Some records
▬▬▬▬▬▬▬▬▬▬
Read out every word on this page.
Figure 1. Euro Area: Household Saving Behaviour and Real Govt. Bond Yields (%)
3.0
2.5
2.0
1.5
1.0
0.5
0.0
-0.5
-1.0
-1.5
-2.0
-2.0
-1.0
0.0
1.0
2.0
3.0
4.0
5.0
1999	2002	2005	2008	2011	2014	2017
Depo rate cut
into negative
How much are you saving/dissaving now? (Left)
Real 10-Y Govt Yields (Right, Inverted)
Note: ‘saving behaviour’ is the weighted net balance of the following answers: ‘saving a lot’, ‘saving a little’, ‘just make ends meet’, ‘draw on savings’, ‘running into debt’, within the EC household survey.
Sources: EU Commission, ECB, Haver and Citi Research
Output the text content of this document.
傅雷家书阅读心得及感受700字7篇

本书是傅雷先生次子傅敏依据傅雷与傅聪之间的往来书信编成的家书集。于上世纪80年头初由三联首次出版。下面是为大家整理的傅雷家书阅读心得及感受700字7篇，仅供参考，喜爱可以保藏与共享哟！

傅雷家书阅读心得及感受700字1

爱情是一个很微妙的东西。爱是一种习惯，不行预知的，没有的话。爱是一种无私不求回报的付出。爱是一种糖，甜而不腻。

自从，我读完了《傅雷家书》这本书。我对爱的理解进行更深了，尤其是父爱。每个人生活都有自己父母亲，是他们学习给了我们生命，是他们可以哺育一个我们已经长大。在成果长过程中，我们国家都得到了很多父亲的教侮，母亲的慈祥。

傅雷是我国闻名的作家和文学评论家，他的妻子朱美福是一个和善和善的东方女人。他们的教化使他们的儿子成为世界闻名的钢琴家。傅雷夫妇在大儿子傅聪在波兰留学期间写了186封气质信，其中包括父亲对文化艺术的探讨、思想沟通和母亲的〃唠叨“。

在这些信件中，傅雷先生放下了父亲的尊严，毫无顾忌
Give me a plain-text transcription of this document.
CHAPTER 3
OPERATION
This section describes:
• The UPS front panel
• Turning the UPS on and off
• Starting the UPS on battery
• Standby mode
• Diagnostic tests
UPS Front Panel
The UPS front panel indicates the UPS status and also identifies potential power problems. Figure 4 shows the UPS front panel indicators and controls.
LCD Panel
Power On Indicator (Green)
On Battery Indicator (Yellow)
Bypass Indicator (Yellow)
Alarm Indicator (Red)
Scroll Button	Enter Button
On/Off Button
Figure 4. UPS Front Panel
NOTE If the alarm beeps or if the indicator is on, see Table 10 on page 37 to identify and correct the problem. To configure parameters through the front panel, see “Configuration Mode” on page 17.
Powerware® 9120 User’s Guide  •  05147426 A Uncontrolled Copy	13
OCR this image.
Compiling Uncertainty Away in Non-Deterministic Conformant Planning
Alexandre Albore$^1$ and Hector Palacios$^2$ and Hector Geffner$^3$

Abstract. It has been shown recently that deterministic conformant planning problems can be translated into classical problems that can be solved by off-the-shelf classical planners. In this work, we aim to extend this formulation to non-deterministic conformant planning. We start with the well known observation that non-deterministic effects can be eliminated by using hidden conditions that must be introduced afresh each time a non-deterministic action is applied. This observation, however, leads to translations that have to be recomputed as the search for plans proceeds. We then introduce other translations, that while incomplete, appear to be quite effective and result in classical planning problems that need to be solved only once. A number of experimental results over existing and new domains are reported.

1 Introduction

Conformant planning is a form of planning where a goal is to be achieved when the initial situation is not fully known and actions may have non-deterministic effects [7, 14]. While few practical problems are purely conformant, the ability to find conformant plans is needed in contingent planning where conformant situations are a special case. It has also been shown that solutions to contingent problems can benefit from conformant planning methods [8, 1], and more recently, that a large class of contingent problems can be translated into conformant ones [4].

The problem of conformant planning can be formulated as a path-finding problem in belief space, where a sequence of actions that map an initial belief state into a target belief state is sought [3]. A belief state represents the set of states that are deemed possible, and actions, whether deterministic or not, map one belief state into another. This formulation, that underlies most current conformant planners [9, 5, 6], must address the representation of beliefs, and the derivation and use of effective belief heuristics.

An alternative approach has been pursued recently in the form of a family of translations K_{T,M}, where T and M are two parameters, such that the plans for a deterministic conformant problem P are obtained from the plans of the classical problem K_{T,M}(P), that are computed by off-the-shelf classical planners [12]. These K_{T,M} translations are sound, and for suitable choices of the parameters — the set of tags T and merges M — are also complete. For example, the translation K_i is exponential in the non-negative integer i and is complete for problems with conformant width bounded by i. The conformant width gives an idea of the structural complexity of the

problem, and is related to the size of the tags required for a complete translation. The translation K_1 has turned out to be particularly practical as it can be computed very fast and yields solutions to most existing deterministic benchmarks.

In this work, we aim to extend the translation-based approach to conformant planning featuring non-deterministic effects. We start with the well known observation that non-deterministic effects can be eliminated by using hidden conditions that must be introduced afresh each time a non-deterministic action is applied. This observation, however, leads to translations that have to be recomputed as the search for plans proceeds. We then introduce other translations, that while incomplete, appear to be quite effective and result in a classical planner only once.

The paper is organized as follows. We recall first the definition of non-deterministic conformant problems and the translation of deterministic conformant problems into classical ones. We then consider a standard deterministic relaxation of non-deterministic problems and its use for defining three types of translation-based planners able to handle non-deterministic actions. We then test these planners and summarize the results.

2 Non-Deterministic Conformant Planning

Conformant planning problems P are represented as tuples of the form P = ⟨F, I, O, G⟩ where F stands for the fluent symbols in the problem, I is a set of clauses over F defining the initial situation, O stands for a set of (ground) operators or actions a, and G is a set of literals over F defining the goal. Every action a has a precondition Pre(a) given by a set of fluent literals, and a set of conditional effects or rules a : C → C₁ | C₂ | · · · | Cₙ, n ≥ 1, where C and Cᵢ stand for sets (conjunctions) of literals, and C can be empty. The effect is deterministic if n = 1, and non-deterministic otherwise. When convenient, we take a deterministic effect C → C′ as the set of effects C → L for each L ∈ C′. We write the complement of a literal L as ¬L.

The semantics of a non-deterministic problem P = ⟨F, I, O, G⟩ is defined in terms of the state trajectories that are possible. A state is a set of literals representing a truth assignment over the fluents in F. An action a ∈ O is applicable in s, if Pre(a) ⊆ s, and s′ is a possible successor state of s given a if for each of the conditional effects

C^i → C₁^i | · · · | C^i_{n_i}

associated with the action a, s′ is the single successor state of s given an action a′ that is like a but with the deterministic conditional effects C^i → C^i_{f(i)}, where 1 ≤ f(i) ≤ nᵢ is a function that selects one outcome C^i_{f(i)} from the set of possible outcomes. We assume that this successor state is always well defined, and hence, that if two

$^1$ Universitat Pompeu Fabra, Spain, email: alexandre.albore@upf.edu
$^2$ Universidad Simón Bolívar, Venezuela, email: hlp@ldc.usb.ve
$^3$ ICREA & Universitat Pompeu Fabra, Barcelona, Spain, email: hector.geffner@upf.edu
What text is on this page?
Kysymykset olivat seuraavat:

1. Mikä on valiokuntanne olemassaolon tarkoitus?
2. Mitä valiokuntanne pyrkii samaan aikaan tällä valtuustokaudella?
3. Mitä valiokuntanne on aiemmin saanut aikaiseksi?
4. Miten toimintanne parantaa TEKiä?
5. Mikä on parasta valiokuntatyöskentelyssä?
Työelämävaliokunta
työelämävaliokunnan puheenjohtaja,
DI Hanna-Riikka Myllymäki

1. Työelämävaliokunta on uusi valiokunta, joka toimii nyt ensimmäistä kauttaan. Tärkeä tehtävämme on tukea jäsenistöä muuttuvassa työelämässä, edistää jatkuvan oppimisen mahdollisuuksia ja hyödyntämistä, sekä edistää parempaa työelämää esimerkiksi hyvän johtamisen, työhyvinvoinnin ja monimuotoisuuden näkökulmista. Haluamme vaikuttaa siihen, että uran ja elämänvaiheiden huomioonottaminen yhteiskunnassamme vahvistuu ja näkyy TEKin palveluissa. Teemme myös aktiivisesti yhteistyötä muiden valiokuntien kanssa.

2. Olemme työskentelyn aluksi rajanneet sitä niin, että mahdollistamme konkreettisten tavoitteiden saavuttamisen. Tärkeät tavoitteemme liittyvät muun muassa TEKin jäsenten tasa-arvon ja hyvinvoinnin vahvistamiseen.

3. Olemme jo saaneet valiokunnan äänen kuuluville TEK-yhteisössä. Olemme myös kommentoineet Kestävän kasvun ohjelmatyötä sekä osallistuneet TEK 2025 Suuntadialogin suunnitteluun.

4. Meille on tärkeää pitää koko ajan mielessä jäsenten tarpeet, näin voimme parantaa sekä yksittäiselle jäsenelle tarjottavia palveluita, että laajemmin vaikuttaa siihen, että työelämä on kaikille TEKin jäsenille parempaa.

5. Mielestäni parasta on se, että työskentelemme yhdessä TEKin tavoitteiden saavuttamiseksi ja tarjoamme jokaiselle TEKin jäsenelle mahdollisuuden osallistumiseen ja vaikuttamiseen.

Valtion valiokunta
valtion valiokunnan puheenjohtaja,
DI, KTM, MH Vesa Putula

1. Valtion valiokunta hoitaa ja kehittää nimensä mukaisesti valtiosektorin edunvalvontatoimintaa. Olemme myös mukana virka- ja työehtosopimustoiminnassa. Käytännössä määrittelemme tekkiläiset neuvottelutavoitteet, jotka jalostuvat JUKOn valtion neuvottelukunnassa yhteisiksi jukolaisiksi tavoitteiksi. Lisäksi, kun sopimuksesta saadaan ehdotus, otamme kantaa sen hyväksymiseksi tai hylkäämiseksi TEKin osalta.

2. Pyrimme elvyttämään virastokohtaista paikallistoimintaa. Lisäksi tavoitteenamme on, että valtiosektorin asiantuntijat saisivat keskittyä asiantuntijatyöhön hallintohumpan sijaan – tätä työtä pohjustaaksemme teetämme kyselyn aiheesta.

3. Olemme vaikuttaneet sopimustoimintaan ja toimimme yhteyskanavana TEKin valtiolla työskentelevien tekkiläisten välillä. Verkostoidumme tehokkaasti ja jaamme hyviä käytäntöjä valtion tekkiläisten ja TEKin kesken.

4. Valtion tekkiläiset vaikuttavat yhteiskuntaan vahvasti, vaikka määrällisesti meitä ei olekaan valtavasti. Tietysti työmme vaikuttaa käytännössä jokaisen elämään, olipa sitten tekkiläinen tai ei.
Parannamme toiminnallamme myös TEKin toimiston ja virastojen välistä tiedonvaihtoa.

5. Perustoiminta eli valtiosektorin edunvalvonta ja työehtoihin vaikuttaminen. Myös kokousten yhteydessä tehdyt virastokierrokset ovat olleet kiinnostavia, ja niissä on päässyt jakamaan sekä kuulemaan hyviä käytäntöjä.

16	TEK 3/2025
▬▬▬▬▬▬▬▬▬▬
DIRECTIVE = From the data above, copy each line where the string "Spain" appears.

WRITTEN SOLUTION =
$^1$ Universitat Pompeu Fabra, Spain, email: alexandre.albore@upf.edu
$^3$ ICREA & Universitat Pompeu Fabra, Barcelona, Spain, email: hector.geffner@upf.edu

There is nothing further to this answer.